DIRECTIVE :: Repeat all of the material below exactly as written, images excluded.

Records excerpted from a collection
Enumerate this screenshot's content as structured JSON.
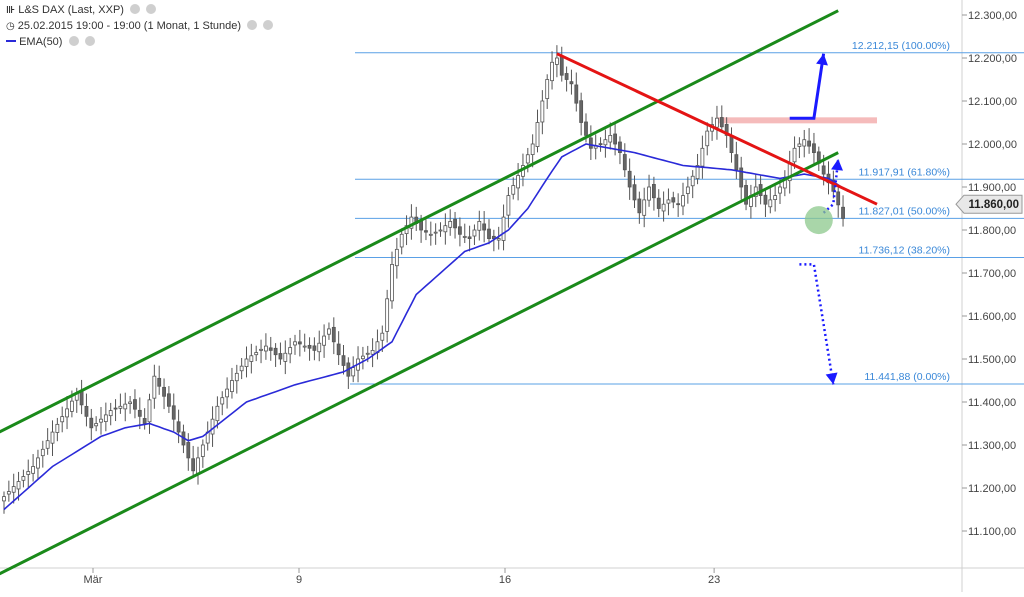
{
  "header": {
    "instrument": "L&S DAX (Last, XXP)",
    "period": "25.02.2015 19:00 - 19:00 (1 Monat, 1 Stunde)",
    "indicator": "EMA(50)"
  },
  "colors": {
    "candle_up": "#ffffff",
    "candle_down": "#666666",
    "candle_outline": "#555555",
    "ema": "#2a2ad8",
    "channel": "#1a8a1a",
    "resistance": "#e41414",
    "fib_lines": "#5aa0e6",
    "arrows": "#1a1aff",
    "resistance_zone": "#f4b4b4",
    "target_circle": "#8cc88c",
    "last_price_label": "#e8e8e8"
  },
  "chart_data": {
    "type": "candlestick",
    "title": "L&S DAX (Last, XXP)",
    "timeframe": "1 Stunde",
    "ylim": [
      11050,
      12340
    ],
    "y_ticks": [
      "11.100,00",
      "11.200,00",
      "11.300,00",
      "11.400,00",
      "11.500,00",
      "11.600,00",
      "11.700,00",
      "11.800,00",
      "11.900,00",
      "12.000,00",
      "12.100,00",
      "12.200,00",
      "12.300,00"
    ],
    "y_tick_values": [
      11100,
      11200,
      11300,
      11400,
      11500,
      11600,
      11700,
      11800,
      11900,
      12000,
      12100,
      12200,
      12300
    ],
    "x_ticks": [
      {
        "label": "Mär",
        "bar": 0.34
      },
      {
        "label": "9",
        "bar": 1.0
      },
      {
        "label": "16",
        "bar": 1.66
      },
      {
        "label": "23",
        "bar": 2.33
      }
    ],
    "last_price": 11860,
    "last_price_label": "11.860,00",
    "close_anchors": [
      [
        0,
        11180
      ],
      [
        6,
        11250
      ],
      [
        10,
        11330
      ],
      [
        15,
        11420
      ],
      [
        18,
        11340
      ],
      [
        22,
        11380
      ],
      [
        26,
        11400
      ],
      [
        29,
        11350
      ],
      [
        31,
        11460
      ],
      [
        34,
        11390
      ],
      [
        37,
        11300
      ],
      [
        39,
        11240
      ],
      [
        41,
        11300
      ],
      [
        44,
        11390
      ],
      [
        47,
        11450
      ],
      [
        50,
        11500
      ],
      [
        54,
        11530
      ],
      [
        57,
        11500
      ],
      [
        60,
        11540
      ],
      [
        64,
        11520
      ],
      [
        67,
        11570
      ],
      [
        69,
        11510
      ],
      [
        71,
        11460
      ],
      [
        73,
        11500
      ],
      [
        76,
        11520
      ],
      [
        78,
        11560
      ],
      [
        80,
        11720
      ],
      [
        82,
        11790
      ],
      [
        84,
        11830
      ],
      [
        86,
        11800
      ],
      [
        88,
        11790
      ],
      [
        90,
        11800
      ],
      [
        92,
        11820
      ],
      [
        94,
        11790
      ],
      [
        96,
        11780
      ],
      [
        98,
        11820
      ],
      [
        100,
        11780
      ],
      [
        102,
        11780
      ],
      [
        104,
        11880
      ],
      [
        107,
        11950
      ],
      [
        109,
        12000
      ],
      [
        111,
        12100
      ],
      [
        112,
        12150
      ],
      [
        113,
        12190
      ],
      [
        114,
        12200
      ],
      [
        115,
        12160
      ],
      [
        117,
        12140
      ],
      [
        119,
        12050
      ],
      [
        121,
        11990
      ],
      [
        123,
        12000
      ],
      [
        125,
        12020
      ],
      [
        127,
        11980
      ],
      [
        129,
        11900
      ],
      [
        131,
        11840
      ],
      [
        133,
        11900
      ],
      [
        135,
        11850
      ],
      [
        137,
        11870
      ],
      [
        139,
        11860
      ],
      [
        141,
        11900
      ],
      [
        143,
        11950
      ],
      [
        145,
        12030
      ],
      [
        147,
        12060
      ],
      [
        149,
        12020
      ],
      [
        151,
        11940
      ],
      [
        153,
        11860
      ],
      [
        155,
        11900
      ],
      [
        157,
        11860
      ],
      [
        159,
        11880
      ],
      [
        161,
        11920
      ],
      [
        163,
        11990
      ],
      [
        165,
        12010
      ],
      [
        167,
        11980
      ],
      [
        169,
        11930
      ],
      [
        171,
        11890
      ],
      [
        173,
        11827
      ]
    ],
    "ema_anchors": [
      [
        0,
        11150
      ],
      [
        10,
        11250
      ],
      [
        20,
        11320
      ],
      [
        25,
        11340
      ],
      [
        30,
        11350
      ],
      [
        35,
        11330
      ],
      [
        38,
        11310
      ],
      [
        41,
        11320
      ],
      [
        50,
        11400
      ],
      [
        60,
        11440
      ],
      [
        70,
        11470
      ],
      [
        75,
        11500
      ],
      [
        80,
        11540
      ],
      [
        85,
        11650
      ],
      [
        90,
        11700
      ],
      [
        95,
        11750
      ],
      [
        100,
        11770
      ],
      [
        104,
        11800
      ],
      [
        108,
        11850
      ],
      [
        112,
        11920
      ],
      [
        115,
        11970
      ],
      [
        120,
        12000
      ],
      [
        130,
        11980
      ],
      [
        140,
        11950
      ],
      [
        150,
        11940
      ],
      [
        155,
        11930
      ],
      [
        160,
        11920
      ],
      [
        165,
        11930
      ],
      [
        170,
        11920
      ],
      [
        174,
        11890
      ]
    ],
    "fibonacci": [
      {
        "level": "100.00%",
        "value": 12212.15,
        "label": "12.212,15 (100.00%)"
      },
      {
        "level": "61.80%",
        "value": 11917.91,
        "label": "11.917,91 (61.80%)"
      },
      {
        "level": "50.00%",
        "value": 11827.01,
        "label": "11.827,01 (50.00%)"
      },
      {
        "level": "38.20%",
        "value": 11736.12,
        "label": "11.736,12 (38.20%)"
      },
      {
        "level": "0.00%",
        "value": 11441.88,
        "label": "11.441,88 (0.00%)"
      }
    ],
    "trendlines": [
      {
        "name": "upper channel",
        "color": "channel",
        "from": [
          -1,
          11330
        ],
        "to": [
          172,
          12310
        ]
      },
      {
        "name": "lower channel",
        "color": "channel",
        "from": [
          -1,
          11000
        ],
        "to": [
          172,
          11980
        ]
      },
      {
        "name": "resistance",
        "color": "resistance",
        "from": [
          114,
          12210
        ],
        "to": [
          180,
          11860
        ]
      }
    ],
    "resistance_zone": {
      "from_bar": 147,
      "to_bar": 180,
      "value": 12055
    },
    "annotations": [
      {
        "type": "arrow-up",
        "style": "solid",
        "points": [
          [
            162,
            12060
          ],
          [
            167,
            12060
          ],
          [
            169,
            12210
          ]
        ]
      },
      {
        "type": "arrow-up",
        "style": "dotted",
        "points": [
          [
            169,
            11840
          ],
          [
            171,
            11860
          ],
          [
            172,
            11965
          ]
        ]
      },
      {
        "type": "arrow-down",
        "style": "dotted",
        "points": [
          [
            164,
            11720
          ],
          [
            167,
            11720
          ],
          [
            171,
            11441
          ]
        ]
      },
      {
        "type": "circle",
        "at": [
          168,
          11823
        ]
      }
    ]
  }
}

WRITTEN SOLUTION ::
Enumerate this screenshot's content as structured JSON.
{
  "header": {
    "instrument": "L&S DAX (Last, XXP)",
    "period": "25.02.2015 19:00 - 19:00 (1 Monat, 1 Stunde)",
    "indicator": "EMA(50)"
  },
  "colors": {
    "candle_up": "#ffffff",
    "candle_down": "#666666",
    "candle_outline": "#555555",
    "ema": "#2a2ad8",
    "channel": "#1a8a1a",
    "resistance": "#e41414",
    "fib_lines": "#5aa0e6",
    "arrows": "#1a1aff",
    "resistance_zone": "#f4b4b4",
    "target_circle": "#8cc88c",
    "last_price_label": "#e8e8e8"
  },
  "chart_data": {
    "type": "candlestick",
    "title": "L&S DAX (Last, XXP)",
    "timeframe": "1 Stunde",
    "ylim": [
      11050,
      12340
    ],
    "y_ticks": [
      "11.100,00",
      "11.200,00",
      "11.300,00",
      "11.400,00",
      "11.500,00",
      "11.600,00",
      "11.700,00",
      "11.800,00",
      "11.900,00",
      "12.000,00",
      "12.100,00",
      "12.200,00",
      "12.300,00"
    ],
    "y_tick_values": [
      11100,
      11200,
      11300,
      11400,
      11500,
      11600,
      11700,
      11800,
      11900,
      12000,
      12100,
      12200,
      12300
    ],
    "x_ticks": [
      {
        "label": "Mär",
        "bar": 0.34
      },
      {
        "label": "9",
        "bar": 1.0
      },
      {
        "label": "16",
        "bar": 1.66
      },
      {
        "label": "23",
        "bar": 2.33
      }
    ],
    "last_price": 11860,
    "last_price_label": "11.860,00",
    "close_anchors": [
      [
        0,
        11180
      ],
      [
        6,
        11250
      ],
      [
        10,
        11330
      ],
      [
        15,
        11420
      ],
      [
        18,
        11340
      ],
      [
        22,
        11380
      ],
      [
        26,
        11400
      ],
      [
        29,
        11350
      ],
      [
        31,
        11460
      ],
      [
        34,
        11390
      ],
      [
        37,
        11300
      ],
      [
        39,
        11240
      ],
      [
        41,
        11300
      ],
      [
        44,
        11390
      ],
      [
        47,
        11450
      ],
      [
        50,
        11500
      ],
      [
        54,
        11530
      ],
      [
        57,
        11500
      ],
      [
        60,
        11540
      ],
      [
        64,
        11520
      ],
      [
        67,
        11570
      ],
      [
        69,
        11510
      ],
      [
        71,
        11460
      ],
      [
        73,
        11500
      ],
      [
        76,
        11520
      ],
      [
        78,
        11560
      ],
      [
        80,
        11720
      ],
      [
        82,
        11790
      ],
      [
        84,
        11830
      ],
      [
        86,
        11800
      ],
      [
        88,
        11790
      ],
      [
        90,
        11800
      ],
      [
        92,
        11820
      ],
      [
        94,
        11790
      ],
      [
        96,
        11780
      ],
      [
        98,
        11820
      ],
      [
        100,
        11780
      ],
      [
        102,
        11780
      ],
      [
        104,
        11880
      ],
      [
        107,
        11950
      ],
      [
        109,
        12000
      ],
      [
        111,
        12100
      ],
      [
        112,
        12150
      ],
      [
        113,
        12190
      ],
      [
        114,
        12200
      ],
      [
        115,
        12160
      ],
      [
        117,
        12140
      ],
      [
        119,
        12050
      ],
      [
        121,
        11990
      ],
      [
        123,
        12000
      ],
      [
        125,
        12020
      ],
      [
        127,
        11980
      ],
      [
        129,
        11900
      ],
      [
        131,
        11840
      ],
      [
        133,
        11900
      ],
      [
        135,
        11850
      ],
      [
        137,
        11870
      ],
      [
        139,
        11860
      ],
      [
        141,
        11900
      ],
      [
        143,
        11950
      ],
      [
        145,
        12030
      ],
      [
        147,
        12060
      ],
      [
        149,
        12020
      ],
      [
        151,
        11940
      ],
      [
        153,
        11860
      ],
      [
        155,
        11900
      ],
      [
        157,
        11860
      ],
      [
        159,
        11880
      ],
      [
        161,
        11920
      ],
      [
        163,
        11990
      ],
      [
        165,
        12010
      ],
      [
        167,
        11980
      ],
      [
        169,
        11930
      ],
      [
        171,
        11890
      ],
      [
        173,
        11827
      ]
    ],
    "ema_anchors": [
      [
        0,
        11150
      ],
      [
        10,
        11250
      ],
      [
        20,
        11320
      ],
      [
        25,
        11340
      ],
      [
        30,
        11350
      ],
      [
        35,
        11330
      ],
      [
        38,
        11310
      ],
      [
        41,
        11320
      ],
      [
        50,
        11400
      ],
      [
        60,
        11440
      ],
      [
        70,
        11470
      ],
      [
        75,
        11500
      ],
      [
        80,
        11540
      ],
      [
        85,
        11650
      ],
      [
        90,
        11700
      ],
      [
        95,
        11750
      ],
      [
        100,
        11770
      ],
      [
        104,
        11800
      ],
      [
        108,
        11850
      ],
      [
        112,
        11920
      ],
      [
        115,
        11970
      ],
      [
        120,
        12000
      ],
      [
        130,
        11980
      ],
      [
        140,
        11950
      ],
      [
        150,
        11940
      ],
      [
        155,
        11930
      ],
      [
        160,
        11920
      ],
      [
        165,
        11930
      ],
      [
        170,
        11920
      ],
      [
        174,
        11890
      ]
    ],
    "fibonacci": [
      {
        "level": "100.00%",
        "value": 12212.15,
        "label": "12.212,15 (100.00%)"
      },
      {
        "level": "61.80%",
        "value": 11917.91,
        "label": "11.917,91 (61.80%)"
      },
      {
        "level": "50.00%",
        "value": 11827.01,
        "label": "11.827,01 (50.00%)"
      },
      {
        "level": "38.20%",
        "value": 11736.12,
        "label": "11.736,12 (38.20%)"
      },
      {
        "level": "0.00%",
        "value": 11441.88,
        "label": "11.441,88 (0.00%)"
      }
    ],
    "trendlines": [
      {
        "name": "upper channel",
        "color": "channel",
        "from": [
          -1,
          11330
        ],
        "to": [
          172,
          12310
        ]
      },
      {
        "name": "lower channel",
        "color": "channel",
        "from": [
          -1,
          11000
        ],
        "to": [
          172,
          11980
        ]
      },
      {
        "name": "resistance",
        "color": "resistance",
        "from": [
          114,
          12210
        ],
        "to": [
          180,
          11860
        ]
      }
    ],
    "resistance_zone": {
      "from_bar": 147,
      "to_bar": 180,
      "value": 12055
    },
    "annotations": [
      {
        "type": "arrow-up",
        "style": "solid",
        "points": [
          [
            162,
            12060
          ],
          [
            167,
            12060
          ],
          [
            169,
            12210
          ]
        ]
      },
      {
        "type": "arrow-up",
        "style": "dotted",
        "points": [
          [
            169,
            11840
          ],
          [
            171,
            11860
          ],
          [
            172,
            11965
          ]
        ]
      },
      {
        "type": "arrow-down",
        "style": "dotted",
        "points": [
          [
            164,
            11720
          ],
          [
            167,
            11720
          ],
          [
            171,
            11441
          ]
        ]
      },
      {
        "type": "circle",
        "at": [
          168,
          11823
        ]
      }
    ]
  }
}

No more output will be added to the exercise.